-- START OF AVAILABLE RECORDS --
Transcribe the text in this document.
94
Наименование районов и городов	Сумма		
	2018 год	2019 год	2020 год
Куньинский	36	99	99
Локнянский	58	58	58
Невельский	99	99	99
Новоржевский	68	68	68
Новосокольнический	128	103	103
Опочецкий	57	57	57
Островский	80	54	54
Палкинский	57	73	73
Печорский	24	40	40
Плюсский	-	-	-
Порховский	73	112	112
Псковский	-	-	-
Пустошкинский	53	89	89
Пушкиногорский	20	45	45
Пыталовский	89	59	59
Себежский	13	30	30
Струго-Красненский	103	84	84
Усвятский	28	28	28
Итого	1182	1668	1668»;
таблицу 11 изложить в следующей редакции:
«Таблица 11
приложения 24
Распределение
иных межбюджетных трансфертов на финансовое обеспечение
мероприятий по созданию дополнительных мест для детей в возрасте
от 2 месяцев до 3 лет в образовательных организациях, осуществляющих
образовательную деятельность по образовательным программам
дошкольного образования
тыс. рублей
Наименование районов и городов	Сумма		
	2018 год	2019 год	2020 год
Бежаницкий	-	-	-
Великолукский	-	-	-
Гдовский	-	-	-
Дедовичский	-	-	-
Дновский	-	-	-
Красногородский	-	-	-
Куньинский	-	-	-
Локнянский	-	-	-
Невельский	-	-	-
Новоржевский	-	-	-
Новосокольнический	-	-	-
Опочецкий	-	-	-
-- END OF AVAILABLE RECORDS --
» YOUR GOAL: Once more, set down the full listing, verbatim.

» FINAL RESULT:
Transcribe the text in this document.
94
Наименование районов и городов	Сумма		
	2018 год	2019 год	2020 год
Куньинский	36	99	99
Локнянский	58	58	58
Невельский	99	99	99
Новоржевский	68	68	68
Новосокольнический	128	103	103
Опочецкий	57	57	57
Островский	80	54	54
Палкинский	57	73	73
Печорский	24	40	40
Плюсский	-	-	-
Порховский	73	112	112
Псковский	-	-	-
Пустошкинский	53	89	89
Пушкиногорский	20	45	45
Пыталовский	89	59	59
Себежский	13	30	30
Струго-Красненский	103	84	84
Усвятский	28	28	28
Итого	1182	1668	1668»;
таблицу 11 изложить в следующей редакции:
«Таблица 11
приложения 24
Распределение
иных межбюджетных трансфертов на финансовое обеспечение
мероприятий по созданию дополнительных мест для детей в возрасте
от 2 месяцев до 3 лет в образовательных организациях, осуществляющих
образовательную деятельность по образовательным программам
дошкольного образования
тыс. рублей
Наименование районов и городов	Сумма		
	2018 год	2019 год	2020 год
Бежаницкий	-	-	-
Великолукский	-	-	-
Гдовский	-	-	-
Дедовичский	-	-	-
Дновский	-	-	-
Красногородский	-	-	-
Куньинский	-	-	-
Локнянский	-	-	-
Невельский	-	-	-
Новоржевский	-	-	-
Новосокольнический	-	-	-
Опочецкий	-	-	-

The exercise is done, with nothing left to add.